§ Problem requirements:
Only the number is wanted: tally the lines below that contain the word "image".

####################

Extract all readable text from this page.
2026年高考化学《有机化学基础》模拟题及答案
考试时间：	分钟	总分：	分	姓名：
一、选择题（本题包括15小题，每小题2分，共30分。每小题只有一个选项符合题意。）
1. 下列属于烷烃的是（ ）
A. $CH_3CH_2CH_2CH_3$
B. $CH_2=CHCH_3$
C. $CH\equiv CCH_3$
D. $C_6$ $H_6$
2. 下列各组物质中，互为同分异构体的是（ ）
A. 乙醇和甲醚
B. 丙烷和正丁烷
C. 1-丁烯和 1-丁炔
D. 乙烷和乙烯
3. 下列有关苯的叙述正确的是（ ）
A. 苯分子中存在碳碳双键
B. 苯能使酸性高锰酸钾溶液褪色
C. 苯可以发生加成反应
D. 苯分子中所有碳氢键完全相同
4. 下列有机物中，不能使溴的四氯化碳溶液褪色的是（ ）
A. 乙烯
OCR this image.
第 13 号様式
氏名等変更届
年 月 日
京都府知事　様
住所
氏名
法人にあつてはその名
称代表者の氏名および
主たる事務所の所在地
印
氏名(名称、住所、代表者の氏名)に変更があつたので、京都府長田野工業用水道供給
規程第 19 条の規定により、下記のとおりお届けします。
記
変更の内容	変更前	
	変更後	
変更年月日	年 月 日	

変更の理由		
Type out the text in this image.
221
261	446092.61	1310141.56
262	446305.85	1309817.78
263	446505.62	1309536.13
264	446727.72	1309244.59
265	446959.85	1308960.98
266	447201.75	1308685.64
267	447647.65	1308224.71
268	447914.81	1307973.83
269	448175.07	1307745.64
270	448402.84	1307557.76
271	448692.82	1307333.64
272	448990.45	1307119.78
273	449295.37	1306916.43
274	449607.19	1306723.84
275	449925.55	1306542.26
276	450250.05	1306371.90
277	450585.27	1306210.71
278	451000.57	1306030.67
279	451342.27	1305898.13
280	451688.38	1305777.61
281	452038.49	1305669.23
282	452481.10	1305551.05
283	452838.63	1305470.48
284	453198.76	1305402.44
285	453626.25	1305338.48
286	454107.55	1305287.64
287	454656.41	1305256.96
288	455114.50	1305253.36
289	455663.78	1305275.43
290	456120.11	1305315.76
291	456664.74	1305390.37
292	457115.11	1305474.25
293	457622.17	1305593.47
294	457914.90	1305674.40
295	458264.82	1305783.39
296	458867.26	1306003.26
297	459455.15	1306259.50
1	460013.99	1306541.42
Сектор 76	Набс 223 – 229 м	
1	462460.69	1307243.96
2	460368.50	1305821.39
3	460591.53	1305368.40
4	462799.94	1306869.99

####################

§ Correct output:
2